> _What to do_: Restate each line word for word. Leave out every picture.

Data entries
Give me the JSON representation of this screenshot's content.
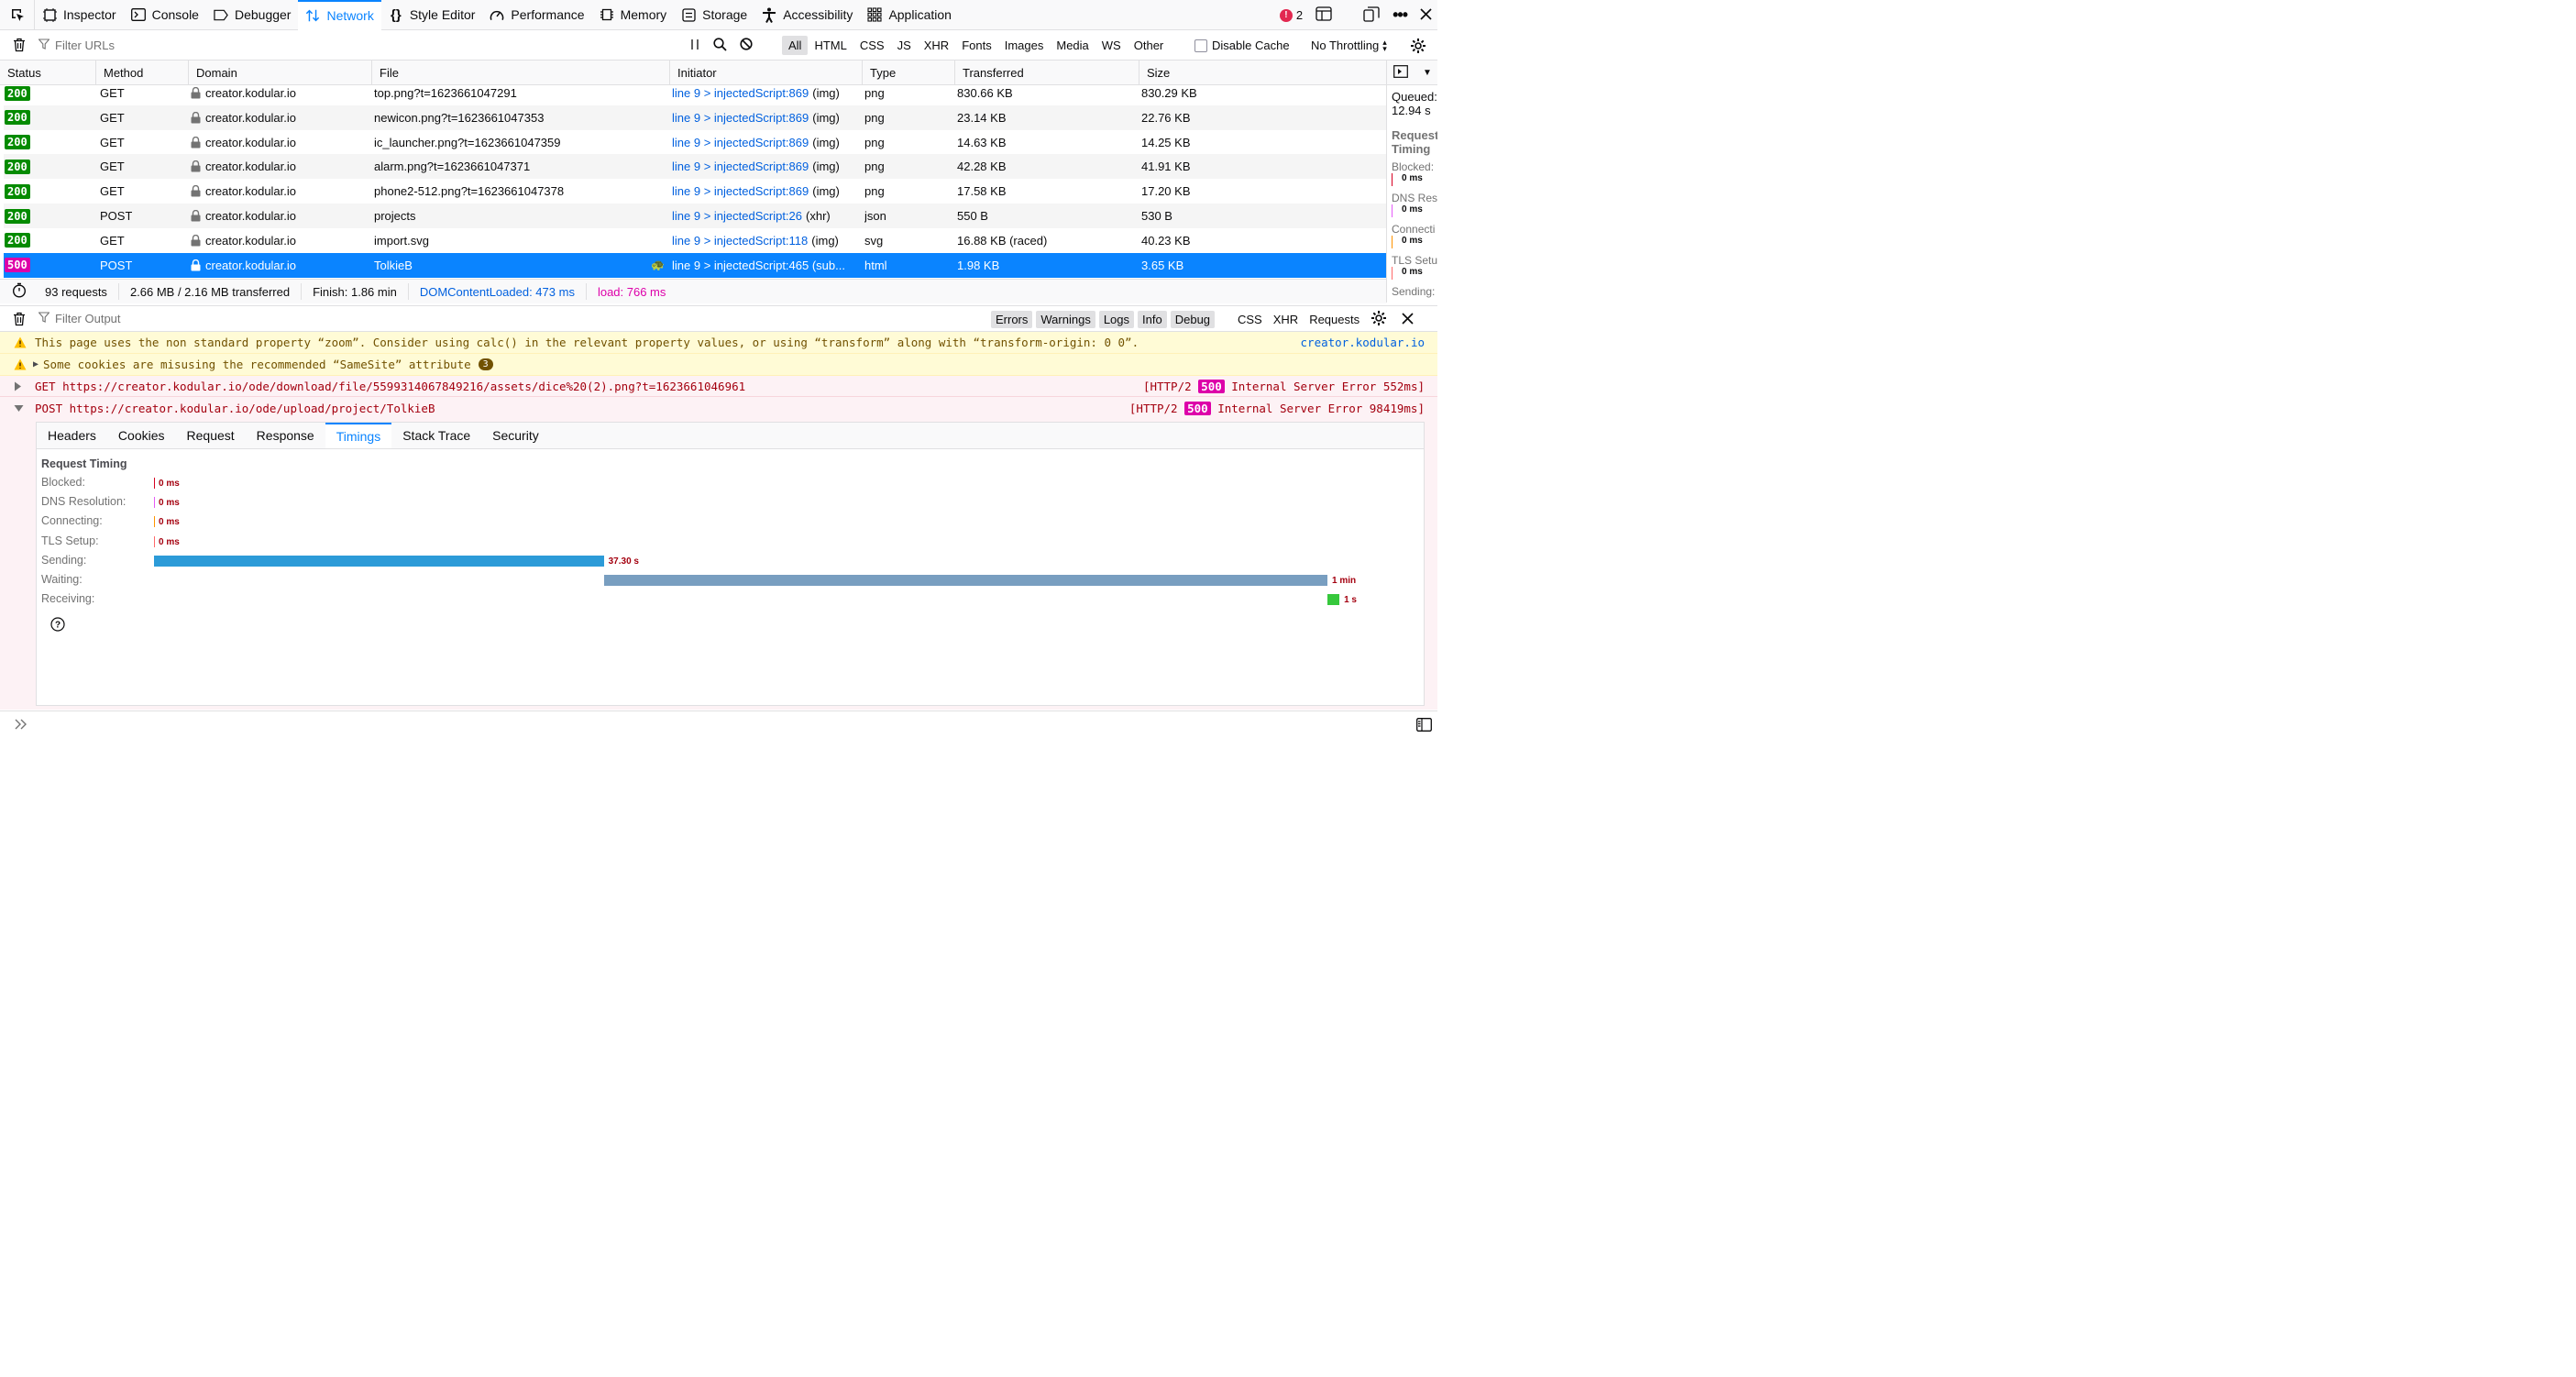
{
  "toolbar": {
    "tabs": [
      {
        "label": "Inspector",
        "icon": "inspector-icon"
      },
      {
        "label": "Console",
        "icon": "console-icon"
      },
      {
        "label": "Debugger",
        "icon": "debugger-icon"
      },
      {
        "label": "Network",
        "icon": "network-icon"
      },
      {
        "label": "Style Editor",
        "icon": "style-editor-icon"
      },
      {
        "label": "Performance",
        "icon": "performance-icon"
      },
      {
        "label": "Memory",
        "icon": "memory-icon"
      },
      {
        "label": "Storage",
        "icon": "storage-icon"
      },
      {
        "label": "Accessibility",
        "icon": "accessibility-icon"
      },
      {
        "label": "Application",
        "icon": "application-icon"
      }
    ],
    "active_tab": "Network",
    "error_count": "2"
  },
  "filterbar": {
    "placeholder": "Filter URLs",
    "types": [
      "All",
      "HTML",
      "CSS",
      "JS",
      "XHR",
      "Fonts",
      "Images",
      "Media",
      "WS",
      "Other"
    ],
    "active_type": "All",
    "disable_cache": "Disable Cache",
    "throttling": "No Throttling"
  },
  "columns": [
    "Status",
    "Method",
    "Domain",
    "File",
    "Initiator",
    "Type",
    "Transferred",
    "Size"
  ],
  "requests": [
    {
      "status": "200",
      "method": "GET",
      "domain": "creator.kodular.io",
      "file": "top.png?t=1623661047291",
      "initiator_link": "line 9 > injectedScript:869",
      "initiator_kind": "(img)",
      "type": "png",
      "transferred": "830.66 KB",
      "size": "830.29 KB"
    },
    {
      "status": "200",
      "method": "GET",
      "domain": "creator.kodular.io",
      "file": "newicon.png?t=1623661047353",
      "initiator_link": "line 9 > injectedScript:869",
      "initiator_kind": "(img)",
      "type": "png",
      "transferred": "23.14 KB",
      "size": "22.76 KB"
    },
    {
      "status": "200",
      "method": "GET",
      "domain": "creator.kodular.io",
      "file": "ic_launcher.png?t=1623661047359",
      "initiator_link": "line 9 > injectedScript:869",
      "initiator_kind": "(img)",
      "type": "png",
      "transferred": "14.63 KB",
      "size": "14.25 KB"
    },
    {
      "status": "200",
      "method": "GET",
      "domain": "creator.kodular.io",
      "file": "alarm.png?t=1623661047371",
      "initiator_link": "line 9 > injectedScript:869",
      "initiator_kind": "(img)",
      "type": "png",
      "transferred": "42.28 KB",
      "size": "41.91 KB"
    },
    {
      "status": "200",
      "method": "GET",
      "domain": "creator.kodular.io",
      "file": "phone2-512.png?t=1623661047378",
      "initiator_link": "line 9 > injectedScript:869",
      "initiator_kind": "(img)",
      "type": "png",
      "transferred": "17.58 KB",
      "size": "17.20 KB"
    },
    {
      "status": "200",
      "method": "POST",
      "domain": "creator.kodular.io",
      "file": "projects",
      "initiator_link": "line 9 > injectedScript:26",
      "initiator_kind": "(xhr)",
      "type": "json",
      "transferred": "550 B",
      "size": "530 B"
    },
    {
      "status": "200",
      "method": "GET",
      "domain": "creator.kodular.io",
      "file": "import.svg",
      "initiator_link": "line 9 > injectedScript:118",
      "initiator_kind": "(img)",
      "type": "svg",
      "transferred": "16.88 KB (raced)",
      "size": "40.23 KB"
    },
    {
      "status": "500",
      "method": "POST",
      "domain": "creator.kodular.io",
      "file": "TolkieB",
      "initiator_link": "line 9 > injectedScript:465 (sub...",
      "initiator_kind": "",
      "type": "html",
      "transferred": "1.98 KB",
      "size": "3.65 KB"
    }
  ],
  "side_panel": {
    "queued_label": "Queued:",
    "queued_value": "12.94 s",
    "request_timing": "Request Timing",
    "rows": [
      {
        "label": "Blocked:",
        "value": "0 ms"
      },
      {
        "label": "DNS Res",
        "value": "0 ms"
      },
      {
        "label": "Connecti",
        "value": "0 ms"
      },
      {
        "label": "TLS Setu",
        "value": "0 ms"
      },
      {
        "label": "Sending:",
        "value": ""
      }
    ]
  },
  "statusbar": {
    "requests": "93 requests",
    "transferred": "2.66 MB / 2.16 MB transferred",
    "finish": "Finish: 1.86 min",
    "dom_content_loaded": "DOMContentLoaded: 473 ms",
    "load": "load: 766 ms"
  },
  "console": {
    "filter_placeholder": "Filter Output",
    "levels": [
      "Errors",
      "Warnings",
      "Logs",
      "Info",
      "Debug"
    ],
    "kinds": [
      "CSS",
      "XHR",
      "Requests"
    ],
    "messages": [
      {
        "kind": "warning",
        "text": "This page uses the non standard property “zoom”. Consider using calc() in the relevant property values, or using “transform” along with “transform-origin: 0 0”.",
        "source": "creator.kodular.io"
      },
      {
        "kind": "warning",
        "text": "Some cookies are misusing the recommended “SameSite” attribute",
        "count": "3"
      },
      {
        "kind": "error",
        "text": "GET https://creator.kodular.io/ode/download/file/5599314067849216/assets/dice%20(2).png?t=1623661046961",
        "proto": "[HTTP/2",
        "code": "500",
        "status": "Internal Server Error 552ms]"
      },
      {
        "kind": "error",
        "text": "POST https://creator.kodular.io/ode/upload/project/TolkieB",
        "proto": "[HTTP/2",
        "code": "500",
        "status": "Internal Server Error 98419ms]"
      }
    ]
  },
  "details": {
    "tabs": [
      "Headers",
      "Cookies",
      "Request",
      "Response",
      "Timings",
      "Stack Trace",
      "Security"
    ],
    "active_tab": "Timings",
    "title": "Request Timing",
    "timings": [
      {
        "label": "Blocked:",
        "value": "0 ms",
        "start_fraction": 0,
        "duration_fraction": 0,
        "color": "#d70022"
      },
      {
        "label": "DNS Resolution:",
        "value": "0 ms",
        "start_fraction": 0,
        "duration_fraction": 0,
        "color": "#e55cf8"
      },
      {
        "label": "Connecting:",
        "value": "0 ms",
        "start_fraction": 0,
        "duration_fraction": 0,
        "color": "#ff9400"
      },
      {
        "label": "TLS Setup:",
        "value": "0 ms",
        "start_fraction": 0,
        "duration_fraction": 0,
        "color": "#ff6a6a"
      },
      {
        "label": "Sending:",
        "value": "37.30 s",
        "start_fraction": 0,
        "duration_fraction": 0.3818,
        "color": "#2c9bd8"
      },
      {
        "label": "Waiting:",
        "value": "1 min",
        "start_fraction": 0.3818,
        "duration_fraction": 0.6143,
        "color": "#789ec0"
      },
      {
        "label": "Receiving:",
        "value": "1 s",
        "start_fraction": 0.9961,
        "duration_fraction": 0.0102,
        "color": "#36c83c"
      }
    ]
  },
  "colors": {
    "accent": "#0a84ff",
    "status_ok": "#058b00",
    "status_error": "#dd00a9"
  }
}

> _Written answer_:
Give me the JSON representation of this screenshot's content.
{
  "toolbar": {
    "tabs": [
      {
        "label": "Inspector",
        "icon": "inspector-icon"
      },
      {
        "label": "Console",
        "icon": "console-icon"
      },
      {
        "label": "Debugger",
        "icon": "debugger-icon"
      },
      {
        "label": "Network",
        "icon": "network-icon"
      },
      {
        "label": "Style Editor",
        "icon": "style-editor-icon"
      },
      {
        "label": "Performance",
        "icon": "performance-icon"
      },
      {
        "label": "Memory",
        "icon": "memory-icon"
      },
      {
        "label": "Storage",
        "icon": "storage-icon"
      },
      {
        "label": "Accessibility",
        "icon": "accessibility-icon"
      },
      {
        "label": "Application",
        "icon": "application-icon"
      }
    ],
    "active_tab": "Network",
    "error_count": "2"
  },
  "filterbar": {
    "placeholder": "Filter URLs",
    "types": [
      "All",
      "HTML",
      "CSS",
      "JS",
      "XHR",
      "Fonts",
      "Images",
      "Media",
      "WS",
      "Other"
    ],
    "active_type": "All",
    "disable_cache": "Disable Cache",
    "throttling": "No Throttling"
  },
  "columns": [
    "Status",
    "Method",
    "Domain",
    "File",
    "Initiator",
    "Type",
    "Transferred",
    "Size"
  ],
  "requests": [
    {
      "status": "200",
      "method": "GET",
      "domain": "creator.kodular.io",
      "file": "top.png?t=1623661047291",
      "initiator_link": "line 9 > injectedScript:869",
      "initiator_kind": "(img)",
      "type": "png",
      "transferred": "830.66 KB",
      "size": "830.29 KB"
    },
    {
      "status": "200",
      "method": "GET",
      "domain": "creator.kodular.io",
      "file": "newicon.png?t=1623661047353",
      "initiator_link": "line 9 > injectedScript:869",
      "initiator_kind": "(img)",
      "type": "png",
      "transferred": "23.14 KB",
      "size": "22.76 KB"
    },
    {
      "status": "200",
      "method": "GET",
      "domain": "creator.kodular.io",
      "file": "ic_launcher.png?t=1623661047359",
      "initiator_link": "line 9 > injectedScript:869",
      "initiator_kind": "(img)",
      "type": "png",
      "transferred": "14.63 KB",
      "size": "14.25 KB"
    },
    {
      "status": "200",
      "method": "GET",
      "domain": "creator.kodular.io",
      "file": "alarm.png?t=1623661047371",
      "initiator_link": "line 9 > injectedScript:869",
      "initiator_kind": "(img)",
      "type": "png",
      "transferred": "42.28 KB",
      "size": "41.91 KB"
    },
    {
      "status": "200",
      "method": "GET",
      "domain": "creator.kodular.io",
      "file": "phone2-512.png?t=1623661047378",
      "initiator_link": "line 9 > injectedScript:869",
      "initiator_kind": "(img)",
      "type": "png",
      "transferred": "17.58 KB",
      "size": "17.20 KB"
    },
    {
      "status": "200",
      "method": "POST",
      "domain": "creator.kodular.io",
      "file": "projects",
      "initiator_link": "line 9 > injectedScript:26",
      "initiator_kind": "(xhr)",
      "type": "json",
      "transferred": "550 B",
      "size": "530 B"
    },
    {
      "status": "200",
      "method": "GET",
      "domain": "creator.kodular.io",
      "file": "import.svg",
      "initiator_link": "line 9 > injectedScript:118",
      "initiator_kind": "(img)",
      "type": "svg",
      "transferred": "16.88 KB (raced)",
      "size": "40.23 KB"
    },
    {
      "status": "500",
      "method": "POST",
      "domain": "creator.kodular.io",
      "file": "TolkieB",
      "initiator_link": "line 9 > injectedScript:465 (sub...",
      "initiator_kind": "",
      "type": "html",
      "transferred": "1.98 KB",
      "size": "3.65 KB"
    }
  ],
  "side_panel": {
    "queued_label": "Queued:",
    "queued_value": "12.94 s",
    "request_timing": "Request Timing",
    "rows": [
      {
        "label": "Blocked:",
        "value": "0 ms"
      },
      {
        "label": "DNS Res",
        "value": "0 ms"
      },
      {
        "label": "Connecti",
        "value": "0 ms"
      },
      {
        "label": "TLS Setu",
        "value": "0 ms"
      },
      {
        "label": "Sending:",
        "value": ""
      }
    ]
  },
  "statusbar": {
    "requests": "93 requests",
    "transferred": "2.66 MB / 2.16 MB transferred",
    "finish": "Finish: 1.86 min",
    "dom_content_loaded": "DOMContentLoaded: 473 ms",
    "load": "load: 766 ms"
  },
  "console": {
    "filter_placeholder": "Filter Output",
    "levels": [
      "Errors",
      "Warnings",
      "Logs",
      "Info",
      "Debug"
    ],
    "kinds": [
      "CSS",
      "XHR",
      "Requests"
    ],
    "messages": [
      {
        "kind": "warning",
        "text": "This page uses the non standard property “zoom”. Consider using calc() in the relevant property values, or using “transform” along with “transform-origin: 0 0”.",
        "source": "creator.kodular.io"
      },
      {
        "kind": "warning",
        "text": "Some cookies are misusing the recommended “SameSite” attribute",
        "count": "3"
      },
      {
        "kind": "error",
        "text": "GET https://creator.kodular.io/ode/download/file/5599314067849216/assets/dice%20(2).png?t=1623661046961",
        "proto": "[HTTP/2",
        "code": "500",
        "status": "Internal Server Error 552ms]"
      },
      {
        "kind": "error",
        "text": "POST https://creator.kodular.io/ode/upload/project/TolkieB",
        "proto": "[HTTP/2",
        "code": "500",
        "status": "Internal Server Error 98419ms]"
      }
    ]
  },
  "details": {
    "tabs": [
      "Headers",
      "Cookies",
      "Request",
      "Response",
      "Timings",
      "Stack Trace",
      "Security"
    ],
    "active_tab": "Timings",
    "title": "Request Timing",
    "timings": [
      {
        "label": "Blocked:",
        "value": "0 ms",
        "start_fraction": 0,
        "duration_fraction": 0,
        "color": "#d70022"
      },
      {
        "label": "DNS Resolution:",
        "value": "0 ms",
        "start_fraction": 0,
        "duration_fraction": 0,
        "color": "#e55cf8"
      },
      {
        "label": "Connecting:",
        "value": "0 ms",
        "start_fraction": 0,
        "duration_fraction": 0,
        "color": "#ff9400"
      },
      {
        "label": "TLS Setup:",
        "value": "0 ms",
        "start_fraction": 0,
        "duration_fraction": 0,
        "color": "#ff6a6a"
      },
      {
        "label": "Sending:",
        "value": "37.30 s",
        "start_fraction": 0,
        "duration_fraction": 0.3818,
        "color": "#2c9bd8"
      },
      {
        "label": "Waiting:",
        "value": "1 min",
        "start_fraction": 0.3818,
        "duration_fraction": 0.6143,
        "color": "#789ec0"
      },
      {
        "label": "Receiving:",
        "value": "1 s",
        "start_fraction": 0.9961,
        "duration_fraction": 0.0102,
        "color": "#36c83c"
      }
    ]
  },
  "colors": {
    "accent": "#0a84ff",
    "status_ok": "#058b00",
    "status_error": "#dd00a9"
  }
}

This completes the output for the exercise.